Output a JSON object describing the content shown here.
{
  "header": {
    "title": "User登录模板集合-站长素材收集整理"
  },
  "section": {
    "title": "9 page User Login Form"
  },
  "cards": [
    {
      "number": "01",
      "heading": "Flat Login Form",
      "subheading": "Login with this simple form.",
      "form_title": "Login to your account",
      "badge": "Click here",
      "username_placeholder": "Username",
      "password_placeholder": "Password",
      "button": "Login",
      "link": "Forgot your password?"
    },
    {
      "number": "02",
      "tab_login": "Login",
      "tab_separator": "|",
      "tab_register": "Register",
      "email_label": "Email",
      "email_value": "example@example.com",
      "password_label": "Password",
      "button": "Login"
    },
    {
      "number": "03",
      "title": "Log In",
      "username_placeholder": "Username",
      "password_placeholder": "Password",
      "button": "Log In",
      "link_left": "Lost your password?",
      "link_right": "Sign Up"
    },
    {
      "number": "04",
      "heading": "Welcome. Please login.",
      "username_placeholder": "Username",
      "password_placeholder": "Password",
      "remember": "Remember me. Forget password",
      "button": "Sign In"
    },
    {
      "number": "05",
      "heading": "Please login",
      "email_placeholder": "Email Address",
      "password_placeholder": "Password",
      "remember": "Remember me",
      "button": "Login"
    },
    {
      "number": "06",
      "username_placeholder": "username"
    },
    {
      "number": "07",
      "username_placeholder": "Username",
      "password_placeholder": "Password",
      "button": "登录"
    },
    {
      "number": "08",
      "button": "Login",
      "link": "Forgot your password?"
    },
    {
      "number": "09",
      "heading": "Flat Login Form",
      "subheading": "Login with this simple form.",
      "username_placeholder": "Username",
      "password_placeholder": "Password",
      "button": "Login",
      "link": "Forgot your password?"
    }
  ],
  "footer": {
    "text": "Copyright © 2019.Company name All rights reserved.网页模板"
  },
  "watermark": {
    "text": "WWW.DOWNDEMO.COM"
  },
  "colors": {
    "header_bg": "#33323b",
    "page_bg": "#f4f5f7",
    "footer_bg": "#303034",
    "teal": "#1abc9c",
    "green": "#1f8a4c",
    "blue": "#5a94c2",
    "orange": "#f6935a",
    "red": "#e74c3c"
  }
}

# Work to do
Copy out all the entries shown above, character for character.

# Full output
Output a JSON object describing the content shown here.
{
  "header": {
    "title": "User登录模板集合-站长素材收集整理"
  },
  "section": {
    "title": "9 page User Login Form"
  },
  "cards": [
    {
      "number": "01",
      "heading": "Flat Login Form",
      "subheading": "Login with this simple form.",
      "form_title": "Login to your account",
      "badge": "Click here",
      "username_placeholder": "Username",
      "password_placeholder": "Password",
      "button": "Login",
      "link": "Forgot your password?"
    },
    {
      "number": "02",
      "tab_login": "Login",
      "tab_separator": "|",
      "tab_register": "Register",
      "email_label": "Email",
      "email_value": "example@example.com",
      "password_label": "Password",
      "button": "Login"
    },
    {
      "number": "03",
      "title": "Log In",
      "username_placeholder": "Username",
      "password_placeholder": "Password",
      "button": "Log In",
      "link_left": "Lost your password?",
      "link_right": "Sign Up"
    },
    {
      "number": "04",
      "heading": "Welcome. Please login.",
      "username_placeholder": "Username",
      "password_placeholder": "Password",
      "remember": "Remember me. Forget password",
      "button": "Sign In"
    },
    {
      "number": "05",
      "heading": "Please login",
      "email_placeholder": "Email Address",
      "password_placeholder": "Password",
      "remember": "Remember me",
      "button": "Login"
    },
    {
      "number": "06",
      "username_placeholder": "username"
    },
    {
      "number": "07",
      "username_placeholder": "Username",
      "password_placeholder": "Password",
      "button": "登录"
    },
    {
      "number": "08",
      "button": "Login",
      "link": "Forgot your password?"
    },
    {
      "number": "09",
      "heading": "Flat Login Form",
      "subheading": "Login with this simple form.",
      "username_placeholder": "Username",
      "password_placeholder": "Password",
      "button": "Login",
      "link": "Forgot your password?"
    }
  ],
  "footer": {
    "text": "Copyright © 2019.Company name All rights reserved.网页模板"
  },
  "watermark": {
    "text": "WWW.DOWNDEMO.COM"
  },
  "colors": {
    "header_bg": "#33323b",
    "page_bg": "#f4f5f7",
    "footer_bg": "#303034",
    "teal": "#1abc9c",
    "green": "#1f8a4c",
    "blue": "#5a94c2",
    "orange": "#f6935a",
    "red": "#e74c3c"
  }
}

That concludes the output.